_REQUIREMENT_
Each line of the material must be repeated precisely, with the pictures left out.

_MATERIAL PROVIDED_
++++++++

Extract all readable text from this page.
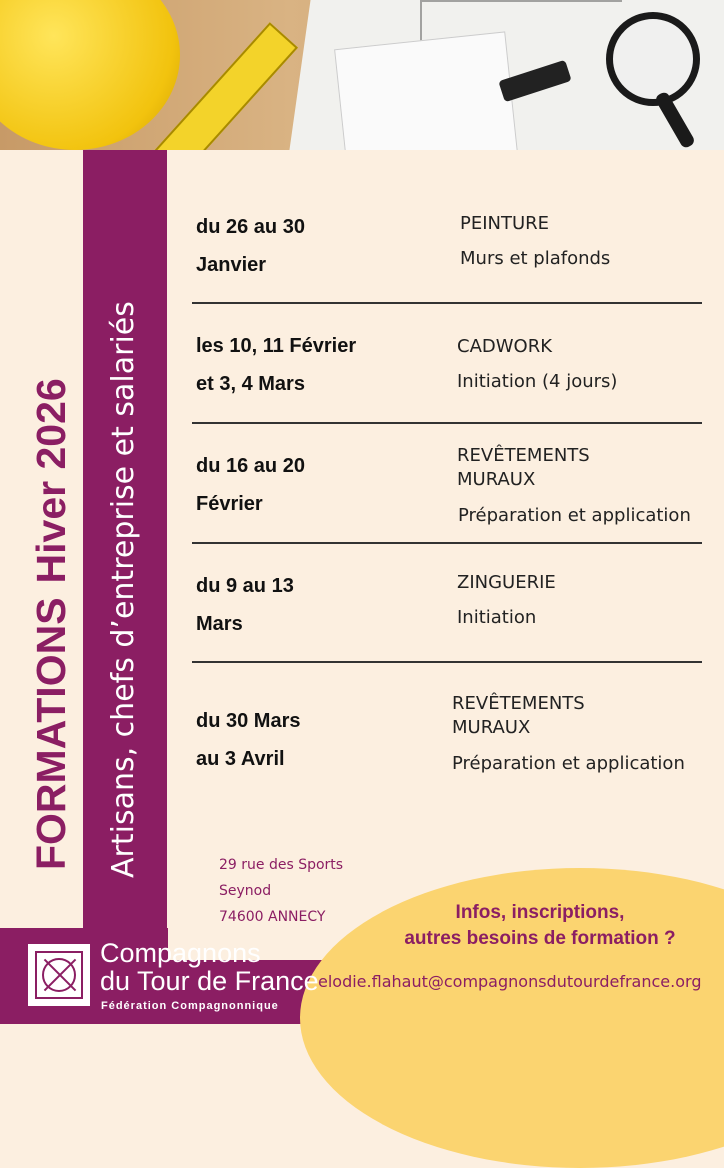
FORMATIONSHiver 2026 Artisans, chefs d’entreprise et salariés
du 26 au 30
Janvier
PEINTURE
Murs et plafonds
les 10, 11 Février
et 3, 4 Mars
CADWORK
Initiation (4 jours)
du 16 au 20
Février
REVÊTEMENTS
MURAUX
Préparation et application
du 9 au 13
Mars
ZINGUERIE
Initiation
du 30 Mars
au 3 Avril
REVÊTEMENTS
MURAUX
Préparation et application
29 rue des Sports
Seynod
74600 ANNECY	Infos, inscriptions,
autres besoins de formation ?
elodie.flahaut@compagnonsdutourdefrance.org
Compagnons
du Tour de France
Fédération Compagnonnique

++++++++

_TASK SOLUTION_
Extract all readable text from this page.
FORMATIONSHiver 2026 Artisans, chefs d’entreprise et salariés
du 26 au 30
Janvier
PEINTURE
Murs et plafonds
les 10, 11 Février
et 3, 4 Mars
CADWORK
Initiation (4 jours)
du 16 au 20
Février
REVÊTEMENTS
MURAUX
Préparation et application
du 9 au 13
Mars
ZINGUERIE
Initiation
du 30 Mars
au 3 Avril
REVÊTEMENTS
MURAUX
Préparation et application
29 rue des Sports
Seynod
74600 ANNECY	Infos, inscriptions,
autres besoins de formation ?
elodie.flahaut@compagnonsdutourdefrance.org
Compagnons
du Tour de France
Fédération Compagnonnique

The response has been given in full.